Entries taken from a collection

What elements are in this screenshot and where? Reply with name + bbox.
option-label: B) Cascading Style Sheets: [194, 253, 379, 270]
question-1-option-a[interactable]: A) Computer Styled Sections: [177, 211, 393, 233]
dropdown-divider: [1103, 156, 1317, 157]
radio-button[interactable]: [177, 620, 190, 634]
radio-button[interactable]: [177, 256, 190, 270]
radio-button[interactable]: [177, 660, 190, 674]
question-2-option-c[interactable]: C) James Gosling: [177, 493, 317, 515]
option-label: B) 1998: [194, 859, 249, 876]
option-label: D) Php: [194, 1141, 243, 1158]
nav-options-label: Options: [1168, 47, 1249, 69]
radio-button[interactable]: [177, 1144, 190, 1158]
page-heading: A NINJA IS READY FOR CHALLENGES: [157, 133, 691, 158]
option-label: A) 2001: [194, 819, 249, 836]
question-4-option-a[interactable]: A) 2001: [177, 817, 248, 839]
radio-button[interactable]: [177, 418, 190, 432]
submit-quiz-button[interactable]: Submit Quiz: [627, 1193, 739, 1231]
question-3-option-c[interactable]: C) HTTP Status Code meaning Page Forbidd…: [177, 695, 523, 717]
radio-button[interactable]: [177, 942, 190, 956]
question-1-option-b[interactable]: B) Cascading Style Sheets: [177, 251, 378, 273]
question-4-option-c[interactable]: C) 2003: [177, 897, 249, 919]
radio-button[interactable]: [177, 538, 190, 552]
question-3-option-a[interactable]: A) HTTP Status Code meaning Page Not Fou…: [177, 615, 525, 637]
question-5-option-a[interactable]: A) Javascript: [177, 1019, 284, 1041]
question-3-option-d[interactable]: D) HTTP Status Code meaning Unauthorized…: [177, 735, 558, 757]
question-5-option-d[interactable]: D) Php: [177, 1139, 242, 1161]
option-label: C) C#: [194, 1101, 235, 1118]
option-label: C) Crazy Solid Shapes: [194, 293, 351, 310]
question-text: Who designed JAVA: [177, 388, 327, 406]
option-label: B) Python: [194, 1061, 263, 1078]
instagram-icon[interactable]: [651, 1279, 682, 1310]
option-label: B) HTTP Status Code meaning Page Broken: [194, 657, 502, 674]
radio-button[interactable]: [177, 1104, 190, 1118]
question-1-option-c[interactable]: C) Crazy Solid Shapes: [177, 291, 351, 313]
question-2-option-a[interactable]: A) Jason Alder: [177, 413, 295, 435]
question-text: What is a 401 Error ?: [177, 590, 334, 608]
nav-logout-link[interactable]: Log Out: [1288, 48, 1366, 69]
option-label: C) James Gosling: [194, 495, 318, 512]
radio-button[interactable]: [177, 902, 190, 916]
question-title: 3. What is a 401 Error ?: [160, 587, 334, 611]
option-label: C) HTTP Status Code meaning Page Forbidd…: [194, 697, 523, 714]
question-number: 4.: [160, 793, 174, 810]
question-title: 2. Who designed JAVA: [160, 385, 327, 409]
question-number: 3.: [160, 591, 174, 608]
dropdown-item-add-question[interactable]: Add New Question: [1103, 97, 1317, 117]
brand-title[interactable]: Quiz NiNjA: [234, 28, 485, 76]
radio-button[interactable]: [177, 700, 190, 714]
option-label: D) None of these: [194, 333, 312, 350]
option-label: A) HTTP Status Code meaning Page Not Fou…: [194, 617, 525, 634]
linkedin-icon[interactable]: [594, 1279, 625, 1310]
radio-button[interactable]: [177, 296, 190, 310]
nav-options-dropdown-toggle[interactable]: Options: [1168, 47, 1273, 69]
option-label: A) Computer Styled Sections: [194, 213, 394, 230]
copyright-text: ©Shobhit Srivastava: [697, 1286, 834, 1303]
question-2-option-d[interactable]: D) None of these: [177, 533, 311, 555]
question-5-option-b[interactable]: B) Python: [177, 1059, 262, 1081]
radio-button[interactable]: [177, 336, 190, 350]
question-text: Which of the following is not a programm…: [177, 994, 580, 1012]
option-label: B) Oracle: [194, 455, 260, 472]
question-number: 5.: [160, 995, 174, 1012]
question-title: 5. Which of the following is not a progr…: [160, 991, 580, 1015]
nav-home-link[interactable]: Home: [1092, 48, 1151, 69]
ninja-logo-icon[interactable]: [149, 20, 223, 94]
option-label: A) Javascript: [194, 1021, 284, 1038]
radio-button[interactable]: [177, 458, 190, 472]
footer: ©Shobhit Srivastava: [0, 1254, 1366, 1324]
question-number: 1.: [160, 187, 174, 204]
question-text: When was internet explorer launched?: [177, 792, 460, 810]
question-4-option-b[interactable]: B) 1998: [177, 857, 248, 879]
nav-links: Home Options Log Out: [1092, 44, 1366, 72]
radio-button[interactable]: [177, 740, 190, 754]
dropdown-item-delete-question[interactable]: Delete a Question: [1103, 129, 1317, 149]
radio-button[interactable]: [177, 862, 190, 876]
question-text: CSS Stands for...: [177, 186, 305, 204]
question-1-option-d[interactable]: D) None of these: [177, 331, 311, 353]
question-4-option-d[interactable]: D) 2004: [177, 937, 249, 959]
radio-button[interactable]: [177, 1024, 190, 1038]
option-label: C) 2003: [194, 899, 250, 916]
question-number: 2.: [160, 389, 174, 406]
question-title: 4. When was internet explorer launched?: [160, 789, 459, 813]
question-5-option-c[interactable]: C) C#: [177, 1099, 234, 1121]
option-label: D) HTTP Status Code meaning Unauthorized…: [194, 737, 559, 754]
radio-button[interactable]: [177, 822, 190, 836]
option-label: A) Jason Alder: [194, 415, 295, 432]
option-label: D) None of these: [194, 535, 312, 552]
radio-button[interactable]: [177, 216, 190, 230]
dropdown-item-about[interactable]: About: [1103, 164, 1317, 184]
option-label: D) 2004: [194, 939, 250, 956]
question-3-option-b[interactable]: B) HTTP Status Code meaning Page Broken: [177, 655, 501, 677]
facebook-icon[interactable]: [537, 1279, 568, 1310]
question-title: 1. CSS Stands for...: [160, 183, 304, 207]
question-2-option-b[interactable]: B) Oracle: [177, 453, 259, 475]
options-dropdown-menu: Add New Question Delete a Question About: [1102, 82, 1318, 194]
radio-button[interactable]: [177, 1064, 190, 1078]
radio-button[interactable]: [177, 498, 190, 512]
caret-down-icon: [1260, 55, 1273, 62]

Exercise brief:
Transcribe every row above without changing anything.

Complete response:
What elements are in this screenshot and where? Reply with name + bbox.
option-label: B) Cascading Style Sheets: [194, 253, 379, 270]
question-1-option-a[interactable]: A) Computer Styled Sections: [177, 211, 393, 233]
dropdown-divider: [1103, 156, 1317, 157]
radio-button[interactable]: [177, 620, 190, 634]
radio-button[interactable]: [177, 256, 190, 270]
radio-button[interactable]: [177, 660, 190, 674]
question-2-option-c[interactable]: C) James Gosling: [177, 493, 317, 515]
option-label: B) 1998: [194, 859, 249, 876]
option-label: D) Php: [194, 1141, 243, 1158]
nav-options-label: Options: [1168, 47, 1249, 69]
radio-button[interactable]: [177, 1144, 190, 1158]
page-heading: A NINJA IS READY FOR CHALLENGES: [157, 133, 691, 158]
option-label: A) 2001: [194, 819, 249, 836]
question-4-option-a[interactable]: A) 2001: [177, 817, 248, 839]
radio-button[interactable]: [177, 418, 190, 432]
submit-quiz-button[interactable]: Submit Quiz: [627, 1193, 739, 1231]
question-3-option-c[interactable]: C) HTTP Status Code meaning Page Forbidd…: [177, 695, 523, 717]
radio-button[interactable]: [177, 942, 190, 956]
question-1-option-b[interactable]: B) Cascading Style Sheets: [177, 251, 378, 273]
question-4-option-c[interactable]: C) 2003: [177, 897, 249, 919]
radio-button[interactable]: [177, 538, 190, 552]
question-3-option-a[interactable]: A) HTTP Status Code meaning Page Not Fou…: [177, 615, 525, 637]
question-5-option-a[interactable]: A) Javascript: [177, 1019, 284, 1041]
question-3-option-d[interactable]: D) HTTP Status Code meaning Unauthorized…: [177, 735, 558, 757]
question-5-option-d[interactable]: D) Php: [177, 1139, 242, 1161]
option-label: C) C#: [194, 1101, 235, 1118]
option-label: C) Crazy Solid Shapes: [194, 293, 351, 310]
question-text: Who designed JAVA: [177, 388, 327, 406]
option-label: B) Python: [194, 1061, 263, 1078]
instagram-icon[interactable]: [651, 1279, 682, 1310]
option-label: B) HTTP Status Code meaning Page Broken: [194, 657, 502, 674]
radio-button[interactable]: [177, 1104, 190, 1118]
question-1-option-c[interactable]: C) Crazy Solid Shapes: [177, 291, 351, 313]
question-2-option-a[interactable]: A) Jason Alder: [177, 413, 295, 435]
question-text: What is a 401 Error ?: [177, 590, 334, 608]
nav-logout-link[interactable]: Log Out: [1288, 48, 1366, 69]
option-label: C) James Gosling: [194, 495, 318, 512]
radio-button[interactable]: [177, 902, 190, 916]
question-title: 3. What is a 401 Error ?: [160, 587, 334, 611]
option-label: C) HTTP Status Code meaning Page Forbidd…: [194, 697, 523, 714]
question-number: 4.: [160, 793, 174, 810]
question-title: 2. Who designed JAVA: [160, 385, 327, 409]
question-number: 3.: [160, 591, 174, 608]
dropdown-item-add-question[interactable]: Add New Question: [1103, 97, 1317, 117]
brand-title[interactable]: Quiz NiNjA: [234, 28, 485, 76]
radio-button[interactable]: [177, 700, 190, 714]
option-label: D) None of these: [194, 333, 312, 350]
option-label: A) HTTP Status Code meaning Page Not Fou…: [194, 617, 525, 634]
linkedin-icon[interactable]: [594, 1279, 625, 1310]
radio-button[interactable]: [177, 296, 190, 310]
nav-options-dropdown-toggle[interactable]: Options: [1168, 47, 1273, 69]
option-label: A) Computer Styled Sections: [194, 213, 394, 230]
copyright-text: ©Shobhit Srivastava: [697, 1286, 834, 1303]
question-2-option-d[interactable]: D) None of these: [177, 533, 311, 555]
question-5-option-b[interactable]: B) Python: [177, 1059, 262, 1081]
radio-button[interactable]: [177, 336, 190, 350]
question-text: Which of the following is not a programm…: [177, 994, 580, 1012]
option-label: B) Oracle: [194, 455, 260, 472]
question-number: 5.: [160, 995, 174, 1012]
question-title: 5. Which of the following is not a progr…: [160, 991, 580, 1015]
nav-home-link[interactable]: Home: [1092, 48, 1151, 69]
ninja-logo-icon[interactable]: [149, 20, 223, 94]
option-label: A) Javascript: [194, 1021, 284, 1038]
radio-button[interactable]: [177, 458, 190, 472]
footer: ©Shobhit Srivastava: [0, 1254, 1366, 1324]
question-number: 1.: [160, 187, 174, 204]
question-text: When was internet explorer launched?: [177, 792, 460, 810]
question-4-option-b[interactable]: B) 1998: [177, 857, 248, 879]
nav-links: Home Options Log Out: [1092, 44, 1366, 72]
radio-button[interactable]: [177, 740, 190, 754]
dropdown-item-delete-question[interactable]: Delete a Question: [1103, 129, 1317, 149]
radio-button[interactable]: [177, 862, 190, 876]
question-text: CSS Stands for...: [177, 186, 305, 204]
question-1-option-d[interactable]: D) None of these: [177, 331, 311, 353]
question-4-option-d[interactable]: D) 2004: [177, 937, 249, 959]
radio-button[interactable]: [177, 1024, 190, 1038]
option-label: C) 2003: [194, 899, 250, 916]
question-number: 2.: [160, 389, 174, 406]
question-title: 4. When was internet explorer launched?: [160, 789, 459, 813]
question-5-option-c[interactable]: C) C#: [177, 1099, 234, 1121]
option-label: D) HTTP Status Code meaning Unauthorized…: [194, 737, 559, 754]
radio-button[interactable]: [177, 822, 190, 836]
option-label: A) Jason Alder: [194, 415, 295, 432]
option-label: D) None of these: [194, 535, 312, 552]
radio-button[interactable]: [177, 216, 190, 230]
dropdown-item-about[interactable]: About: [1103, 164, 1317, 184]
option-label: D) 2004: [194, 939, 250, 956]
question-3-option-b[interactable]: B) HTTP Status Code meaning Page Broken: [177, 655, 501, 677]
facebook-icon[interactable]: [537, 1279, 568, 1310]
question-title: 1. CSS Stands for...: [160, 183, 304, 207]
question-2-option-b[interactable]: B) Oracle: [177, 453, 259, 475]
options-dropdown-menu: Add New Question Delete a Question About: [1102, 82, 1318, 194]
radio-button[interactable]: [177, 1064, 190, 1078]
radio-button[interactable]: [177, 498, 190, 512]
caret-down-icon: [1260, 55, 1273, 62]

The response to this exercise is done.